━━ Exercise materials ━━

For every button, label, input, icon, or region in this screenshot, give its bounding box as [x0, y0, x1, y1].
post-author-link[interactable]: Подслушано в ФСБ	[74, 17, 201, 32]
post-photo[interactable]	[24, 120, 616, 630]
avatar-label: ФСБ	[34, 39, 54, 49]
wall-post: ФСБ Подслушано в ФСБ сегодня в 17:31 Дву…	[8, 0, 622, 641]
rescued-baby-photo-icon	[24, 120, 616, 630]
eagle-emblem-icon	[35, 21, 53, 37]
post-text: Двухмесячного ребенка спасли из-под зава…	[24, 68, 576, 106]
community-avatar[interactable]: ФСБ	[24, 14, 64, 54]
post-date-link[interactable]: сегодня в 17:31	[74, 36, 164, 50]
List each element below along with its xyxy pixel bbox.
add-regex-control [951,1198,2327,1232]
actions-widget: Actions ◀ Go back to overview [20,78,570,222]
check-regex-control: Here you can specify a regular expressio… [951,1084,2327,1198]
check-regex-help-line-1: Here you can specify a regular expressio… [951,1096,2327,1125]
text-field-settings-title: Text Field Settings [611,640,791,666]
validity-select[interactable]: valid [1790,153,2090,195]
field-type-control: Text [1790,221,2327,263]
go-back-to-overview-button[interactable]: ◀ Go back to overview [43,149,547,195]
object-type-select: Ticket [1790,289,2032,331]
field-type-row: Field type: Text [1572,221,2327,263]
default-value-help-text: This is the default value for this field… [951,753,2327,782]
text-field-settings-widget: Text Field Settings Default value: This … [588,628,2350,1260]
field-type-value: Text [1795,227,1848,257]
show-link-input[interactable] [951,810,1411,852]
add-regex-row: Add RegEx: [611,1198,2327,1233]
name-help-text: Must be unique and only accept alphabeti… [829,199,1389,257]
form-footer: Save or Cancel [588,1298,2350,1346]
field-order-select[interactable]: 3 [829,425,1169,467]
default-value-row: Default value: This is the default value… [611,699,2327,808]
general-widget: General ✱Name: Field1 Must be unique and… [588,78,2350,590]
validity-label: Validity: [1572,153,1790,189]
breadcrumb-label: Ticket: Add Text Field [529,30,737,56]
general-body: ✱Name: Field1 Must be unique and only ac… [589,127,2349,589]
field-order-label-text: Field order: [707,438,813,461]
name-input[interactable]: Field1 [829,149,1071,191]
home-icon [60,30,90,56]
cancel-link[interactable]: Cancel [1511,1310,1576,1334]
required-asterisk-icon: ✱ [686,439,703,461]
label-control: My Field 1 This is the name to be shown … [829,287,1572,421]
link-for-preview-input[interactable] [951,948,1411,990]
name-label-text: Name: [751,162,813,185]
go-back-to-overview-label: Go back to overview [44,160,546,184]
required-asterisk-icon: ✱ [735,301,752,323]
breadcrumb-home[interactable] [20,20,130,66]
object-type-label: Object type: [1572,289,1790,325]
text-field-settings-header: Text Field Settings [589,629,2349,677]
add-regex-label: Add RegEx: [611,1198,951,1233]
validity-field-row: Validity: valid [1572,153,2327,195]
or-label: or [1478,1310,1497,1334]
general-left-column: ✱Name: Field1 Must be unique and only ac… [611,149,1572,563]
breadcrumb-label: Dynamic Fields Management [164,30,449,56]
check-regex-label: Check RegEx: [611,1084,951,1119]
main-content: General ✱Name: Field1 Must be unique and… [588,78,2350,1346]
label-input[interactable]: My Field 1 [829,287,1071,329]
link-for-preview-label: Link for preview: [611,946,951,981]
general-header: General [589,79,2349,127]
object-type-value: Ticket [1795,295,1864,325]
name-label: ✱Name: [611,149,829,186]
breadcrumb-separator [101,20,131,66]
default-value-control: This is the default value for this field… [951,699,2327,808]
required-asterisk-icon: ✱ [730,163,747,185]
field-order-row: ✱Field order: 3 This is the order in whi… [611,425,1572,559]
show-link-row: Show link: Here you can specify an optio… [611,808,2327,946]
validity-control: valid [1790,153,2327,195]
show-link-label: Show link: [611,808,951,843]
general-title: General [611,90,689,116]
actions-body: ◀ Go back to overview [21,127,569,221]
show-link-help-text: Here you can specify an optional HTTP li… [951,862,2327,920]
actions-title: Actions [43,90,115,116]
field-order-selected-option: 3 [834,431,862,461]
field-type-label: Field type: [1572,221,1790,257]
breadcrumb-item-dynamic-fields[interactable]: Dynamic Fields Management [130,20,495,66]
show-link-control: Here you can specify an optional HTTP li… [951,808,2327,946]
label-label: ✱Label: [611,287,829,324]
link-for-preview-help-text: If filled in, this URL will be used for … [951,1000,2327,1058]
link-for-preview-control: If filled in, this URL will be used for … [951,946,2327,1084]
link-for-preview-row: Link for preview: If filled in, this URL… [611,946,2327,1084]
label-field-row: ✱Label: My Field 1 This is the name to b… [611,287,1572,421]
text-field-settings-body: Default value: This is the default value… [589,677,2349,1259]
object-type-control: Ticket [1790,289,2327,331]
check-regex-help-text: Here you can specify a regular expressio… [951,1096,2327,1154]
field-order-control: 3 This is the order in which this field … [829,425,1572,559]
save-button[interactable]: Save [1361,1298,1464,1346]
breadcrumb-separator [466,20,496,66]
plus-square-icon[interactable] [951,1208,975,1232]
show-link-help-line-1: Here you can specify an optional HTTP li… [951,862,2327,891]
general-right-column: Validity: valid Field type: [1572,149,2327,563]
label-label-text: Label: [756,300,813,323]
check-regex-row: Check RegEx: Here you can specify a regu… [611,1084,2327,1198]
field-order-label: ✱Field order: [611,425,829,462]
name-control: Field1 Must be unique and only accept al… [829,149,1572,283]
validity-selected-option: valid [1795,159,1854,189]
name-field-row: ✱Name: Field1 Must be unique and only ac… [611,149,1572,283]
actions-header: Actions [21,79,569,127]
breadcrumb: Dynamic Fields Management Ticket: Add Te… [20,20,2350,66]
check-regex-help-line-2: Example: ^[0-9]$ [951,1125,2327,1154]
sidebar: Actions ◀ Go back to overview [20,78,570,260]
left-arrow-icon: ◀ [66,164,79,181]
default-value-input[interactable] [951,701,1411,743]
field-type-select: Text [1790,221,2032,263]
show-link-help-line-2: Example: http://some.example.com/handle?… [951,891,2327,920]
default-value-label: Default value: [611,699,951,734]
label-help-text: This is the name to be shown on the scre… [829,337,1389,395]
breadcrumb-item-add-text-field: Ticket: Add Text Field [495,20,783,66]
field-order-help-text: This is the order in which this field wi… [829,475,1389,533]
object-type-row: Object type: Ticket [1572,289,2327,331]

━━━

Reproduce every line of the entries above verbatim.

▶ Output of the exercise:
For every button, label, input, icon, or region in this screenshot, give its bounding box as [x0, y0, x1, y1].
post-author-link[interactable]: Подслушано в ФСБ	[74, 17, 201, 32]
post-photo[interactable]	[24, 120, 616, 630]
avatar-label: ФСБ	[34, 39, 54, 49]
wall-post: ФСБ Подслушано в ФСБ сегодня в 17:31 Дву…	[8, 0, 622, 641]
rescued-baby-photo-icon	[24, 120, 616, 630]
eagle-emblem-icon	[35, 21, 53, 37]
post-text: Двухмесячного ребенка спасли из-под зава…	[24, 68, 576, 106]
community-avatar[interactable]: ФСБ	[24, 14, 64, 54]
post-date-link[interactable]: сегодня в 17:31	[74, 36, 164, 50]
List each element below along with its xyxy pixel bbox.
add-regex-control [951,1198,2327,1232]
actions-widget: Actions ◀ Go back to overview [20,78,570,222]
check-regex-control: Here you can specify a regular expressio… [951,1084,2327,1198]
check-regex-help-line-1: Here you can specify a regular expressio… [951,1096,2327,1125]
text-field-settings-title: Text Field Settings [611,640,791,666]
validity-select[interactable]: valid [1790,153,2090,195]
field-type-control: Text [1790,221,2327,263]
go-back-to-overview-button[interactable]: ◀ Go back to overview [43,149,547,195]
object-type-select: Ticket [1790,289,2032,331]
field-type-row: Field type: Text [1572,221,2327,263]
default-value-help-text: This is the default value for this field… [951,753,2327,782]
text-field-settings-widget: Text Field Settings Default value: This … [588,628,2350,1260]
field-type-value: Text [1795,227,1848,257]
show-link-input[interactable] [951,810,1411,852]
add-regex-row: Add RegEx: [611,1198,2327,1233]
name-help-text: Must be unique and only accept alphabeti… [829,199,1389,257]
form-footer: Save or Cancel [588,1298,2350,1346]
field-order-select[interactable]: 3 [829,425,1169,467]
default-value-row: Default value: This is the default value… [611,699,2327,808]
general-widget: General ✱Name: Field1 Must be unique and… [588,78,2350,590]
validity-label: Validity: [1572,153,1790,189]
breadcrumb-label: Ticket: Add Text Field [529,30,737,56]
general-body: ✱Name: Field1 Must be unique and only ac… [589,127,2349,589]
field-order-label-text: Field order: [707,438,813,461]
name-input[interactable]: Field1 [829,149,1071,191]
home-icon [60,30,90,56]
cancel-link[interactable]: Cancel [1511,1310,1576,1334]
required-asterisk-icon: ✱ [686,439,703,461]
label-control: My Field 1 This is the name to be shown … [829,287,1572,421]
link-for-preview-input[interactable] [951,948,1411,990]
name-label-text: Name: [751,162,813,185]
go-back-to-overview-label: Go back to overview [44,160,546,184]
required-asterisk-icon: ✱ [735,301,752,323]
breadcrumb-home[interactable] [20,20,130,66]
object-type-label: Object type: [1572,289,1790,325]
text-field-settings-header: Text Field Settings [589,629,2349,677]
add-regex-label: Add RegEx: [611,1198,951,1233]
validity-field-row: Validity: valid [1572,153,2327,195]
or-label: or [1478,1310,1497,1334]
general-left-column: ✱Name: Field1 Must be unique and only ac… [611,149,1572,563]
breadcrumb-label: Dynamic Fields Management [164,30,449,56]
check-regex-label: Check RegEx: [611,1084,951,1119]
main-content: General ✱Name: Field1 Must be unique and… [588,78,2350,1346]
label-input[interactable]: My Field 1 [829,287,1071,329]
link-for-preview-label: Link for preview: [611,946,951,981]
general-header: General [589,79,2349,127]
object-type-value: Ticket [1795,295,1864,325]
name-label: ✱Name: [611,149,829,186]
breadcrumb-separator [101,20,131,66]
default-value-control: This is the default value for this field… [951,699,2327,808]
required-asterisk-icon: ✱ [730,163,747,185]
field-order-row: ✱Field order: 3 This is the order in whi… [611,425,1572,559]
show-link-row: Show link: Here you can specify an optio… [611,808,2327,946]
validity-control: valid [1790,153,2327,195]
show-link-label: Show link: [611,808,951,843]
general-title: General [611,90,689,116]
actions-body: ◀ Go back to overview [21,127,569,221]
show-link-help-text: Here you can specify an optional HTTP li… [951,862,2327,920]
actions-title: Actions [43,90,115,116]
field-order-selected-option: 3 [834,431,862,461]
field-type-label: Field type: [1572,221,1790,257]
breadcrumb-item-dynamic-fields[interactable]: Dynamic Fields Management [130,20,495,66]
show-link-control: Here you can specify an optional HTTP li… [951,808,2327,946]
label-label: ✱Label: [611,287,829,324]
link-for-preview-help-text: If filled in, this URL will be used for … [951,1000,2327,1058]
link-for-preview-control: If filled in, this URL will be used for … [951,946,2327,1084]
link-for-preview-row: Link for preview: If filled in, this URL… [611,946,2327,1084]
label-field-row: ✱Label: My Field 1 This is the name to b… [611,287,1572,421]
text-field-settings-body: Default value: This is the default value… [589,677,2349,1259]
object-type-control: Ticket [1790,289,2327,331]
check-regex-help-text: Here you can specify a regular expressio… [951,1096,2327,1154]
field-order-control: 3 This is the order in which this field … [829,425,1572,559]
save-button[interactable]: Save [1361,1298,1464,1346]
breadcrumb-separator [466,20,496,66]
plus-square-icon[interactable] [951,1208,975,1232]
show-link-help-line-1: Here you can specify an optional HTTP li… [951,862,2327,891]
general-right-column: Validity: valid Field type: [1572,149,2327,563]
label-label-text: Label: [756,300,813,323]
check-regex-row: Check RegEx: Here you can specify a regu… [611,1084,2327,1198]
field-order-label: ✱Field order: [611,425,829,462]
name-control: Field1 Must be unique and only accept al… [829,149,1572,283]
validity-selected-option: valid [1795,159,1854,189]
name-field-row: ✱Name: Field1 Must be unique and only ac… [611,149,1572,283]
actions-header: Actions [21,79,569,127]
breadcrumb: Dynamic Fields Management Ticket: Add Te… [20,20,2350,66]
check-regex-help-line-2: Example: ^[0-9]$ [951,1125,2327,1154]
sidebar: Actions ◀ Go back to overview [20,78,570,260]
left-arrow-icon: ◀ [66,164,79,181]
default-value-input[interactable] [951,701,1411,743]
field-type-select: Text [1790,221,2032,263]
show-link-help-line-2: Example: http://some.example.com/handle?… [951,891,2327,920]
default-value-label: Default value: [611,699,951,734]
label-help-text: This is the name to be shown on the scre… [829,337,1389,395]
breadcrumb-item-add-text-field: Ticket: Add Text Field [495,20,783,66]
field-order-help-text: This is the order in which this field wi… [829,475,1389,533]
object-type-row: Object type: Ticket [1572,289,2327,331]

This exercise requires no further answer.